- Task details
Search the material for the string "xlabel", then report how many lines hold it, with no other text.

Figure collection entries
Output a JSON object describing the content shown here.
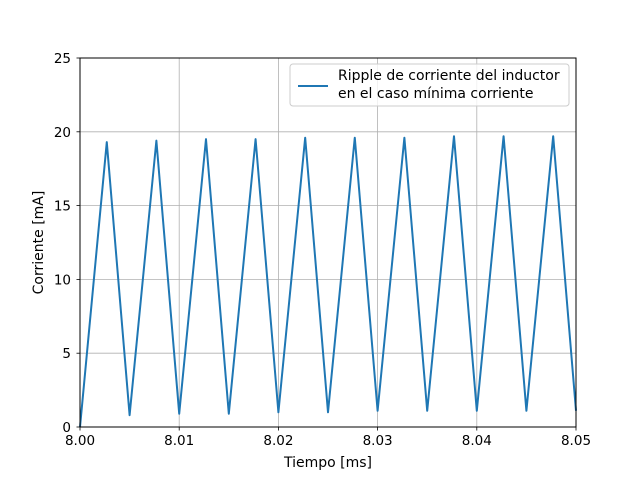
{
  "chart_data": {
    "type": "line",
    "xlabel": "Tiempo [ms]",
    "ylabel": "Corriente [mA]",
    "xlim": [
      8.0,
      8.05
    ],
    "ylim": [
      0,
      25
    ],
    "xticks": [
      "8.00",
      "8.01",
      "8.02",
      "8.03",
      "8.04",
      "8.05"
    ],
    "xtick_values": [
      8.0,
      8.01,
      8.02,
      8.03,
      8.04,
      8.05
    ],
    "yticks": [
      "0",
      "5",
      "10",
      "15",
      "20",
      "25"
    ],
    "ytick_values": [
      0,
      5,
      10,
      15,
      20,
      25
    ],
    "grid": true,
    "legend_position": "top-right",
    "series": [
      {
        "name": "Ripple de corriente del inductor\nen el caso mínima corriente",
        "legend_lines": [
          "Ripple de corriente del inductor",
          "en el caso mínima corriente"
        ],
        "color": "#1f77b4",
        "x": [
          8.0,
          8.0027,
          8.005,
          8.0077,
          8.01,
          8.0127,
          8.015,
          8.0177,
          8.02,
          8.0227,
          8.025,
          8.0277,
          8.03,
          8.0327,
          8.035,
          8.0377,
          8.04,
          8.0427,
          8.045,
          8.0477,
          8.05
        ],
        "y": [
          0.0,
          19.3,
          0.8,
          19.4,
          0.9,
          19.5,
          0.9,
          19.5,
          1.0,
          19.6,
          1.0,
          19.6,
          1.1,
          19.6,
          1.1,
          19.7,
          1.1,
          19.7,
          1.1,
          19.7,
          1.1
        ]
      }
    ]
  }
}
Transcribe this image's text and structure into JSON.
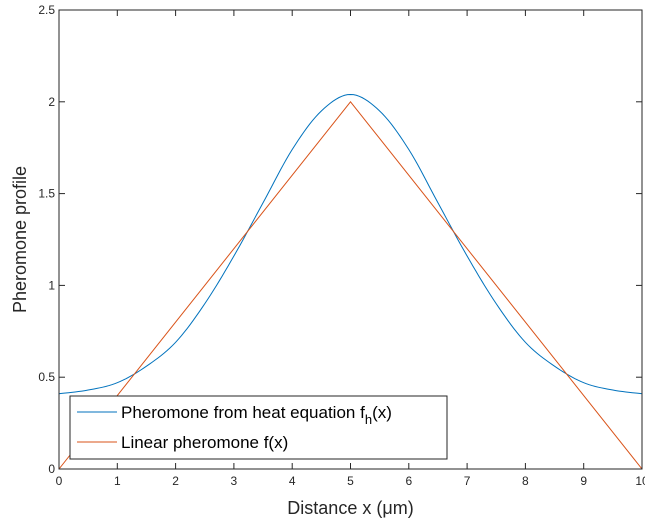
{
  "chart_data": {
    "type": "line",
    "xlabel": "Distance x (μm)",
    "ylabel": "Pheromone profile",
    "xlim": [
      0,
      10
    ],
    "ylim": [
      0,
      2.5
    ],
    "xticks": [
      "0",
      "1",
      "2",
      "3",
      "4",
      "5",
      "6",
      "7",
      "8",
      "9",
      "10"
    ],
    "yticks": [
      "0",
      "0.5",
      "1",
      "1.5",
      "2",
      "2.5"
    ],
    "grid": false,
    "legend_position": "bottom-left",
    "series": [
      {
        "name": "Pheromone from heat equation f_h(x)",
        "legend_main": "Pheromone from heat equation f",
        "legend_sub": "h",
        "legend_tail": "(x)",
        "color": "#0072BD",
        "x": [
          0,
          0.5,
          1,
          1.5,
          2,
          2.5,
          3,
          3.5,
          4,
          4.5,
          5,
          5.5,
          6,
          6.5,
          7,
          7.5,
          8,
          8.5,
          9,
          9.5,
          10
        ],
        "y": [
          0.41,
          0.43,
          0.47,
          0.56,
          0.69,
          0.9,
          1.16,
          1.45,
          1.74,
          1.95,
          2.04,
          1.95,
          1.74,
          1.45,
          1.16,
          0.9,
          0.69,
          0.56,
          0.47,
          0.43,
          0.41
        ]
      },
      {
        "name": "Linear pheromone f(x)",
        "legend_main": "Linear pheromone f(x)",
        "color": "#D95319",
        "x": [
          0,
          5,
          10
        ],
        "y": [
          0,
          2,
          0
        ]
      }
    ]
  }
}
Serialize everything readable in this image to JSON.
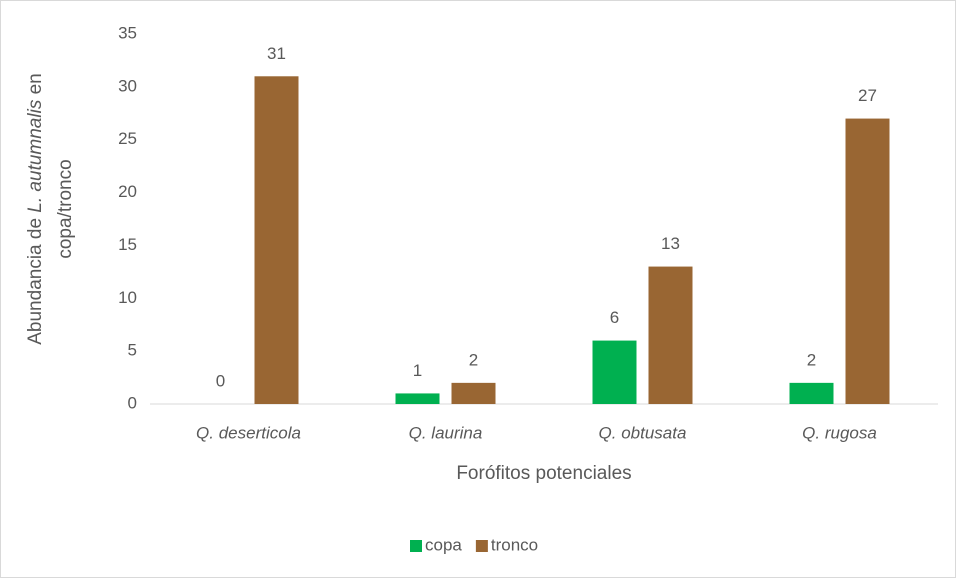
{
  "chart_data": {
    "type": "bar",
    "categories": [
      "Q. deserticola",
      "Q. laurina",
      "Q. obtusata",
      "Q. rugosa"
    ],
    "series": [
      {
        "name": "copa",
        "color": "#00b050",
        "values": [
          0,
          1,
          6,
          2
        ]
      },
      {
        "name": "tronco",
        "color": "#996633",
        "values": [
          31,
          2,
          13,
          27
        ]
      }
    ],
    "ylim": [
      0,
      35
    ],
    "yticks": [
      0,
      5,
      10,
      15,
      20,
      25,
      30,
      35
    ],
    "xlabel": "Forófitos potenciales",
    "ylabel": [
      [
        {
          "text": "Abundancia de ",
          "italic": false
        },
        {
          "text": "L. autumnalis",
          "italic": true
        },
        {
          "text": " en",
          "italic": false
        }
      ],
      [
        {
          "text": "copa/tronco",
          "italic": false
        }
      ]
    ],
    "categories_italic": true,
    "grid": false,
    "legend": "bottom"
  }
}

- Solution for this problem
3